▸ To be done: Put the rows from the very first line through the line containing "- bars: [70, 47, 1150, 649]" into a numbered list, leaving out any blank lines.

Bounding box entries
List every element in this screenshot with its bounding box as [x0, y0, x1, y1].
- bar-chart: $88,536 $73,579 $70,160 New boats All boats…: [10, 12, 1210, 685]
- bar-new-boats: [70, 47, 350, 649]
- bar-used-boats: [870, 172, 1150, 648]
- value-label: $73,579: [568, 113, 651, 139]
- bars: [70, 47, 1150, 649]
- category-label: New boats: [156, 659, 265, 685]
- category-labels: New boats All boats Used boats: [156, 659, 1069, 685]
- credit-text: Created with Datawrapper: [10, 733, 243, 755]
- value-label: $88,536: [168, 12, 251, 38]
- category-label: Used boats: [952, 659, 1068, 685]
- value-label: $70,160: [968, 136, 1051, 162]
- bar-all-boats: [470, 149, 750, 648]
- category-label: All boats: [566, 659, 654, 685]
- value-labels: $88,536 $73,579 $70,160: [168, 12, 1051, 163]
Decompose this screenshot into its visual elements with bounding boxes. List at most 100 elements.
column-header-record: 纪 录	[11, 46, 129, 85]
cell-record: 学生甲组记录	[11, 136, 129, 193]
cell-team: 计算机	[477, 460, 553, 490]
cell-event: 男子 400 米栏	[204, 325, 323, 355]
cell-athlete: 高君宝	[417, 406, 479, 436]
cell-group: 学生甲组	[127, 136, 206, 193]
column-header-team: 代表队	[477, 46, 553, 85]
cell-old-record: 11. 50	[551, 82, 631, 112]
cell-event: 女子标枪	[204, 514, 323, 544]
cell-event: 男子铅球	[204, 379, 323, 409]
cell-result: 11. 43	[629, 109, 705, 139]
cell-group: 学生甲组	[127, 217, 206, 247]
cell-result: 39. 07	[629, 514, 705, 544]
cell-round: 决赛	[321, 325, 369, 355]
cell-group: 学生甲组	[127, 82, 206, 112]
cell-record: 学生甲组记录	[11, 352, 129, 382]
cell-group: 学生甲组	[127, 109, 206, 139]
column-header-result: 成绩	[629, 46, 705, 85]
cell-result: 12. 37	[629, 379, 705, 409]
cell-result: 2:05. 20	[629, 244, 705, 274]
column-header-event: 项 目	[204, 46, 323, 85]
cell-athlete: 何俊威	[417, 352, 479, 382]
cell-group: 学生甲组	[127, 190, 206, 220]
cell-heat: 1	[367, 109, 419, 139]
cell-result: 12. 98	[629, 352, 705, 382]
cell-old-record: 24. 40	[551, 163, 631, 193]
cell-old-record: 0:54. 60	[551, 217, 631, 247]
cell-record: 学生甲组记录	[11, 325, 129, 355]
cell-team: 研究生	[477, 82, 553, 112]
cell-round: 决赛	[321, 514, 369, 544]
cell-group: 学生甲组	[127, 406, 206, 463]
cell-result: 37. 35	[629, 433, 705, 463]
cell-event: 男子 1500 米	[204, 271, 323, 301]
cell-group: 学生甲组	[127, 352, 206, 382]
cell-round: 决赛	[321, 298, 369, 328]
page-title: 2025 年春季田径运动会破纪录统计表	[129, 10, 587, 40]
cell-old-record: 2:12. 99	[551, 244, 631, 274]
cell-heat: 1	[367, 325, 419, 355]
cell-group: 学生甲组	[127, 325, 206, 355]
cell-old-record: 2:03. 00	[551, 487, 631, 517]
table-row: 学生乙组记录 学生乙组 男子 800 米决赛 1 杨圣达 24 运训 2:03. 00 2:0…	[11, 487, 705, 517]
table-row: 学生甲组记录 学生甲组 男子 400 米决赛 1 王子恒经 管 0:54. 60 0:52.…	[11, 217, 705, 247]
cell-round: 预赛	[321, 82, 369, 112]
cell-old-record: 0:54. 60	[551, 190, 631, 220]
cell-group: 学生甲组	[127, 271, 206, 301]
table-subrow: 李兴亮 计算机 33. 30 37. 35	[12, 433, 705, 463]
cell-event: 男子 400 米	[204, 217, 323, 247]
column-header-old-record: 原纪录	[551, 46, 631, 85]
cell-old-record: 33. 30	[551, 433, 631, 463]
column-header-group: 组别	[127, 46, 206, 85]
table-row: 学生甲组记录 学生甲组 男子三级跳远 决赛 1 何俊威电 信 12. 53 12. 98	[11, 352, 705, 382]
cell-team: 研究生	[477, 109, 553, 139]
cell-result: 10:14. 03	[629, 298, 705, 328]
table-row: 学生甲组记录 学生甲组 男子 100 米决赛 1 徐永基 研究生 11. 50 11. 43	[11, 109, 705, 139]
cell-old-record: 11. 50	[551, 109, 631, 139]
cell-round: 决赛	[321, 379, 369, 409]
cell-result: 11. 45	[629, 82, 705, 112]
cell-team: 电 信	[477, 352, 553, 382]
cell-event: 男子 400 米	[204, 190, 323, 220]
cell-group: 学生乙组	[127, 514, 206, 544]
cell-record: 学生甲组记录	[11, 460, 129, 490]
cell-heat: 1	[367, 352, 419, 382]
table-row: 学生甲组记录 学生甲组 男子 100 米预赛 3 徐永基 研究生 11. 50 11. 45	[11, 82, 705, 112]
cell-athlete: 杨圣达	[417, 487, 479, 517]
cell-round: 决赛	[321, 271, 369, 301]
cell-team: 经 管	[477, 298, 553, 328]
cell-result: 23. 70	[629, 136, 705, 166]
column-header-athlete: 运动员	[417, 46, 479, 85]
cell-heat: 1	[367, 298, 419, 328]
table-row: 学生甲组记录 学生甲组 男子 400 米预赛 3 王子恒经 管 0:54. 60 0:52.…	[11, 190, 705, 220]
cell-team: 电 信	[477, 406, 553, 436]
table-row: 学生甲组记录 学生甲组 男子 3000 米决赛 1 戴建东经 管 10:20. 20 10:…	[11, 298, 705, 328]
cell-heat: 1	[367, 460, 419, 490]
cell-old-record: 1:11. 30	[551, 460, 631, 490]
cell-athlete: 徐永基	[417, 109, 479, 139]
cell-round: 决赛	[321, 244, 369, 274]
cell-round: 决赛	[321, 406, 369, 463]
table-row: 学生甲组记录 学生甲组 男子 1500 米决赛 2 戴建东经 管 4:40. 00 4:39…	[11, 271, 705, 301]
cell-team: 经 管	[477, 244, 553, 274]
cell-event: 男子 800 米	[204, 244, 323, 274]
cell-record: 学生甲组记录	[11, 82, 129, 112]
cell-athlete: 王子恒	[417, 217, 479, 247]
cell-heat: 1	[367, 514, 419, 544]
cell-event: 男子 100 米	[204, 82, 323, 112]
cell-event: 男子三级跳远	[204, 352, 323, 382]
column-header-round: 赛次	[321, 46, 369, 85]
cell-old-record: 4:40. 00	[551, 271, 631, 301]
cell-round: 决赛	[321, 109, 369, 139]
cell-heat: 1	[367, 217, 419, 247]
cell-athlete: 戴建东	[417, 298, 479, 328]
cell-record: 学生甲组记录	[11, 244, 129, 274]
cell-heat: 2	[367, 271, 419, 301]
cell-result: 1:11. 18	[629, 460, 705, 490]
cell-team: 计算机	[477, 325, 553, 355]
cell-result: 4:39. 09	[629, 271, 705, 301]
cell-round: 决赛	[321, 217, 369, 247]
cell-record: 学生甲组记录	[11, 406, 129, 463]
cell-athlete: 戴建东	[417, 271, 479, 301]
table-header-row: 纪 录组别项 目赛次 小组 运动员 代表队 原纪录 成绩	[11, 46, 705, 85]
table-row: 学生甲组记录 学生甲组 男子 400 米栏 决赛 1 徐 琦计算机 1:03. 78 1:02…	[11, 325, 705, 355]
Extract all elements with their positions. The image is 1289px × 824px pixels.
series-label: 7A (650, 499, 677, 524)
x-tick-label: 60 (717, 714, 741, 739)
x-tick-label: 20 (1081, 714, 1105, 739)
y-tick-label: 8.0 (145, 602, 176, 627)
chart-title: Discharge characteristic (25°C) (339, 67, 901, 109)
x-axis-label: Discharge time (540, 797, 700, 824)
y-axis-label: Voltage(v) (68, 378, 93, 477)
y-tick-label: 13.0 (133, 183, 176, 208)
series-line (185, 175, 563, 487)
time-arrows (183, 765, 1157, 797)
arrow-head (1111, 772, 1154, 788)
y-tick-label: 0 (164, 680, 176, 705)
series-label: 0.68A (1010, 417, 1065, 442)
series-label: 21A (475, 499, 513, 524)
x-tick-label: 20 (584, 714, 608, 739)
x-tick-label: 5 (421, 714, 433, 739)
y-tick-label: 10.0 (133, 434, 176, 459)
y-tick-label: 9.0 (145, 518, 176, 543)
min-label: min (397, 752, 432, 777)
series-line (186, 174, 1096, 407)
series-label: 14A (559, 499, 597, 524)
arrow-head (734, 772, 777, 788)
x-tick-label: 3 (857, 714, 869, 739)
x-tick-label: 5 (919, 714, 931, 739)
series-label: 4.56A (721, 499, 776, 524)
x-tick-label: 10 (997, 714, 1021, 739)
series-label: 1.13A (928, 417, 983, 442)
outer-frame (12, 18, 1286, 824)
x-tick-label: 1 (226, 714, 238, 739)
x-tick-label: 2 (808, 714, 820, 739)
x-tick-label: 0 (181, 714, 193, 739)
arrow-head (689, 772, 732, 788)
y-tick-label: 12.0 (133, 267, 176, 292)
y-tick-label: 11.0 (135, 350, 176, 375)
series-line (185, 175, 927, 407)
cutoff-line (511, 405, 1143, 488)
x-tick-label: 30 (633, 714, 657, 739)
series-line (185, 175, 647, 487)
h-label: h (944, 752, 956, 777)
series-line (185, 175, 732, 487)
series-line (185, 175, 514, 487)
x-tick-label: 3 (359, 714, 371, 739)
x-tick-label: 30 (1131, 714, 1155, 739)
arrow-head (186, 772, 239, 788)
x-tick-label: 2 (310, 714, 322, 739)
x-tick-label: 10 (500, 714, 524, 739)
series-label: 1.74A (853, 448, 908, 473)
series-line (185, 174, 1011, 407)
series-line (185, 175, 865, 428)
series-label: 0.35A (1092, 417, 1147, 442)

▸ Task response:
1. List every element in this screenshot with its bounding box as [x0, y0, x1, y1].
2. - bar-chart: $88,536 $73,579 $70,160 New boats All boats…: [10, 12, 1210, 685]
3. - bar-new-boats: [70, 47, 350, 649]
4. - bar-used-boats: [870, 172, 1150, 648]
5. - value-label: $73,579: [568, 113, 651, 139]
6. - bars: [70, 47, 1150, 649]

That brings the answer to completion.